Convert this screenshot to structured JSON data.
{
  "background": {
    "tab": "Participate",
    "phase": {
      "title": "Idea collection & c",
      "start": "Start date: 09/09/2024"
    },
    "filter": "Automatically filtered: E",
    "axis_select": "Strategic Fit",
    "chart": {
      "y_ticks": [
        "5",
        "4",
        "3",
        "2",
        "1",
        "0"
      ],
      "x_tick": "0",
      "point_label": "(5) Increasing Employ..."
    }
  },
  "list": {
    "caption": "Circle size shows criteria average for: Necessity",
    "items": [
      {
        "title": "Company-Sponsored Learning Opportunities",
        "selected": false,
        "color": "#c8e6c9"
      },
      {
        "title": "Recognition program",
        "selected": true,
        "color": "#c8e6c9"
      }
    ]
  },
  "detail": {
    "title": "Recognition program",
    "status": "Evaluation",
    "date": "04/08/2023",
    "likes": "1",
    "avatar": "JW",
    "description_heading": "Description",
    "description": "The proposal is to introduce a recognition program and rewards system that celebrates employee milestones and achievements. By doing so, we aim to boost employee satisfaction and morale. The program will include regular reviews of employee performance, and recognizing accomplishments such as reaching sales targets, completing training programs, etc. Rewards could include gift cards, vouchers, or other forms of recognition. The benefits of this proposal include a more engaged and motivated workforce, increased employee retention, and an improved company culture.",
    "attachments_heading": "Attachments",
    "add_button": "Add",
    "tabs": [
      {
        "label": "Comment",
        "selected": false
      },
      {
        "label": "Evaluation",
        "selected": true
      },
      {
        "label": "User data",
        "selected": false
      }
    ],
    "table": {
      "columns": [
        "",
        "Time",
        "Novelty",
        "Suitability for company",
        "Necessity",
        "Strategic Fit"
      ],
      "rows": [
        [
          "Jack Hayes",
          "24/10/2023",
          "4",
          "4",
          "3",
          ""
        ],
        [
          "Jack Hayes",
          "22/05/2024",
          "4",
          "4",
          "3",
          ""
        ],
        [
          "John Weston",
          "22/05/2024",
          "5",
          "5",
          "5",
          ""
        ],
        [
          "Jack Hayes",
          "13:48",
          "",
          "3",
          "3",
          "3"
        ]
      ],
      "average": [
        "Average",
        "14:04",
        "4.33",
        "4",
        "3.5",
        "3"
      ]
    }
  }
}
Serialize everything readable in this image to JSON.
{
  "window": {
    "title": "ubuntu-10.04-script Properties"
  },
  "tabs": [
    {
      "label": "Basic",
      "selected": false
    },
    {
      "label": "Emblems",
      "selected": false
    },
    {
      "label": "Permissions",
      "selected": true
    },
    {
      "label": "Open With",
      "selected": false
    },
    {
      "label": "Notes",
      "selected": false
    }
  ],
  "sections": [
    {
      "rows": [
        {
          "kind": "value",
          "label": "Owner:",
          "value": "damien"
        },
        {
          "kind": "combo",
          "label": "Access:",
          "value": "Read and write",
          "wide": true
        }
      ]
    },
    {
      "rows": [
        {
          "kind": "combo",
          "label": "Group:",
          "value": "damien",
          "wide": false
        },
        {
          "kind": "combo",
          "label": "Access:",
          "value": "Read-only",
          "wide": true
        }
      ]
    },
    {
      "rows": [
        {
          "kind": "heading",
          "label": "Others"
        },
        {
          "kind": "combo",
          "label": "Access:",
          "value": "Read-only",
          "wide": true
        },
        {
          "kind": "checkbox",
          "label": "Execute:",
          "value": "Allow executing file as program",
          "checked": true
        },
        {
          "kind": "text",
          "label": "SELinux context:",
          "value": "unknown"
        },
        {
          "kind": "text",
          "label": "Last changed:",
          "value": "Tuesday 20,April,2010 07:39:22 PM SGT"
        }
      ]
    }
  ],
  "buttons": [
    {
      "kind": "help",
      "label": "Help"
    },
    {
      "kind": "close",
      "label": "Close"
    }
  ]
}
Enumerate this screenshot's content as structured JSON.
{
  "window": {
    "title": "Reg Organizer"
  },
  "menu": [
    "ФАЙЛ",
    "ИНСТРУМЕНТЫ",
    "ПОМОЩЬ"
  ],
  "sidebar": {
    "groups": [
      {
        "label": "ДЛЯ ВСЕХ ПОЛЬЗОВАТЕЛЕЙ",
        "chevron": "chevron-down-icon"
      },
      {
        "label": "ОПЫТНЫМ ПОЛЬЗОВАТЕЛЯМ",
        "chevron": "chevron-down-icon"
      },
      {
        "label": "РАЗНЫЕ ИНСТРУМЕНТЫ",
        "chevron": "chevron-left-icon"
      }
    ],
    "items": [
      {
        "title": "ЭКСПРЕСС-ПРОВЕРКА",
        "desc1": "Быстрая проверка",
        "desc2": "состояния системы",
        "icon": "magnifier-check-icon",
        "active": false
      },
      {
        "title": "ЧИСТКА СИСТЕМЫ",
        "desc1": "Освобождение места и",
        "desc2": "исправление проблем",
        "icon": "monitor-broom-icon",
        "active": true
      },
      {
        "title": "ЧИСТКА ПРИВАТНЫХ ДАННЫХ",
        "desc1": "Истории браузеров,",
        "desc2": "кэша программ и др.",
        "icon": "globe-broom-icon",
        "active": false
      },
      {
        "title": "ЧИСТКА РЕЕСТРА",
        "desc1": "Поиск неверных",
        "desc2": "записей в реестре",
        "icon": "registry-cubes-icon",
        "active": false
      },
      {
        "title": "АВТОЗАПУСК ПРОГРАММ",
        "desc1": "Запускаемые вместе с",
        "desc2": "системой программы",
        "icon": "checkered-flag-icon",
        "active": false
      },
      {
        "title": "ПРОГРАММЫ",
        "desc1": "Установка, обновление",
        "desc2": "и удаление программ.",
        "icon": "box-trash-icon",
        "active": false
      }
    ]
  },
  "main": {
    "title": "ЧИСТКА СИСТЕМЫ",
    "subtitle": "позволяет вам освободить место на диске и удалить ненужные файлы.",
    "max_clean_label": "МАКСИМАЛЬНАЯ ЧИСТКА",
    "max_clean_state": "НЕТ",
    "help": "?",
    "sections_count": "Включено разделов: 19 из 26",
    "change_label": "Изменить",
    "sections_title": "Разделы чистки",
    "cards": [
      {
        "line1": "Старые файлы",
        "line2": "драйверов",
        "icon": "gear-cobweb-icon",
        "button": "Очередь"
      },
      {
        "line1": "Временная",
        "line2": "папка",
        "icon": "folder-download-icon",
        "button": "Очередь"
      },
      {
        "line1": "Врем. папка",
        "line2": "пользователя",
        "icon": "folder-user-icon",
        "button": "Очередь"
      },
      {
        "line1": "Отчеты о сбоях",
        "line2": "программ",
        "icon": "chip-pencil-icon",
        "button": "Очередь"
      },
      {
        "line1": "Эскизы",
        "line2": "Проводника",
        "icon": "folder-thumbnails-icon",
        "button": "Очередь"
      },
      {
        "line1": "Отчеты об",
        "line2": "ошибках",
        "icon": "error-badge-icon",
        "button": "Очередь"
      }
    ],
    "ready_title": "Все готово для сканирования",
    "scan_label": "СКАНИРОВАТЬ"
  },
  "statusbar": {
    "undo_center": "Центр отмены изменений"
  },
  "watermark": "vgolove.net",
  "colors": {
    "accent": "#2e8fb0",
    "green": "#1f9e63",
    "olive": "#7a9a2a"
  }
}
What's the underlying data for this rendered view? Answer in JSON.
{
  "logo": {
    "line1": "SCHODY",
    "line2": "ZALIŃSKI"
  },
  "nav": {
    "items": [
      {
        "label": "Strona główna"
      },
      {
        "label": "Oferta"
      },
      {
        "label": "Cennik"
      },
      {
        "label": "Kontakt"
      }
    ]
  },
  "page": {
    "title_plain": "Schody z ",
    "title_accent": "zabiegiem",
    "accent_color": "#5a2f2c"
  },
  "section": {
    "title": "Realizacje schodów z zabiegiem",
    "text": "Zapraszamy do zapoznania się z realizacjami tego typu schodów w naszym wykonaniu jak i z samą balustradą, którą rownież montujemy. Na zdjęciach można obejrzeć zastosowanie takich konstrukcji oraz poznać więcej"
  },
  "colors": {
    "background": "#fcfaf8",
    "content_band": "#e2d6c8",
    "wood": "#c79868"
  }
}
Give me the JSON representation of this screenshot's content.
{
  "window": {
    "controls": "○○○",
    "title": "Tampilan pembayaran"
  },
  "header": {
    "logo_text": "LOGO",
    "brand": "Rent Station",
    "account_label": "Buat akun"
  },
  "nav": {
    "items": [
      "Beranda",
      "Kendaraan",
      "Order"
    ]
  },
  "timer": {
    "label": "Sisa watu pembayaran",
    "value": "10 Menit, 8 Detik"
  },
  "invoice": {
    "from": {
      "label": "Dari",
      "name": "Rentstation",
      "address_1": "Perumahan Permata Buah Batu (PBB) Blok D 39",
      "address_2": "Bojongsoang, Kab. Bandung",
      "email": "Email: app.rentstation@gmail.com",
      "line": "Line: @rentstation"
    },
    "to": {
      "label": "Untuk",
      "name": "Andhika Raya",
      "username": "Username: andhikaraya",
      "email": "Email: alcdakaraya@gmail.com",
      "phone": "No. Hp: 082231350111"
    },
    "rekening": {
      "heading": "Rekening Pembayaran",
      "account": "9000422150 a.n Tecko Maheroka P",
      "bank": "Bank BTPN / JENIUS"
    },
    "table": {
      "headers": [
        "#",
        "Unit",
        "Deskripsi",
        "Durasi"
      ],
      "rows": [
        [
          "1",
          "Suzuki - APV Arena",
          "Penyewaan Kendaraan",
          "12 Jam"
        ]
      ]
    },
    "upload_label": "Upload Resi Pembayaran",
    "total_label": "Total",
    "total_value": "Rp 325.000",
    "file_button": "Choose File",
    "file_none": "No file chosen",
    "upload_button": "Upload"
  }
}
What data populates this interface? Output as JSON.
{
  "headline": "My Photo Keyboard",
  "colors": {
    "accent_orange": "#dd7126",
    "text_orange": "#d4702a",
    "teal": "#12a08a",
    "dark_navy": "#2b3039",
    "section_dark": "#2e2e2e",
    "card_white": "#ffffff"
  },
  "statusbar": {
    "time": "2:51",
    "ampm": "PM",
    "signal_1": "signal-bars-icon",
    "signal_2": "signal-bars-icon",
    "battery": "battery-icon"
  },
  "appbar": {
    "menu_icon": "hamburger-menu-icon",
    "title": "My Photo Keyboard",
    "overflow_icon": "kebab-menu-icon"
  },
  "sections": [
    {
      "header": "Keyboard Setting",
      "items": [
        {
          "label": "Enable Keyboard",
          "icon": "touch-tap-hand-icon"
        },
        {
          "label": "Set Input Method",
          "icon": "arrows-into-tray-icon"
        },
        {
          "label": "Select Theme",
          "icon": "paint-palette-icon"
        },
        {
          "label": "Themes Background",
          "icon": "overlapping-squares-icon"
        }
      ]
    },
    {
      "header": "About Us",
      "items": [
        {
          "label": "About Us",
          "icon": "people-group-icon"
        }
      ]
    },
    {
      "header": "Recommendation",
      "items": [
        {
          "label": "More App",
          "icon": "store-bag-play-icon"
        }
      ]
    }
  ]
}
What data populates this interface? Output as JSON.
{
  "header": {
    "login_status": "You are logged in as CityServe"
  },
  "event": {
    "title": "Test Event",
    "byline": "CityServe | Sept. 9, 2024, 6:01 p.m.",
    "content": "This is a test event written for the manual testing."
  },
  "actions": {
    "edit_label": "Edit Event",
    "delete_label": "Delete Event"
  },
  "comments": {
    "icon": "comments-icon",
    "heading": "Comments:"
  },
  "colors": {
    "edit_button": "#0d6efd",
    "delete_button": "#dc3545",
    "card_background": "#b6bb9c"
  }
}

────────────────

Problem statement: Gather from the data above every line with the string "menu".

Output for this task:
  "menu": [
    "menu_icon": "hamburger-menu-icon",
    "overflow_icon": "kebab-menu-icon"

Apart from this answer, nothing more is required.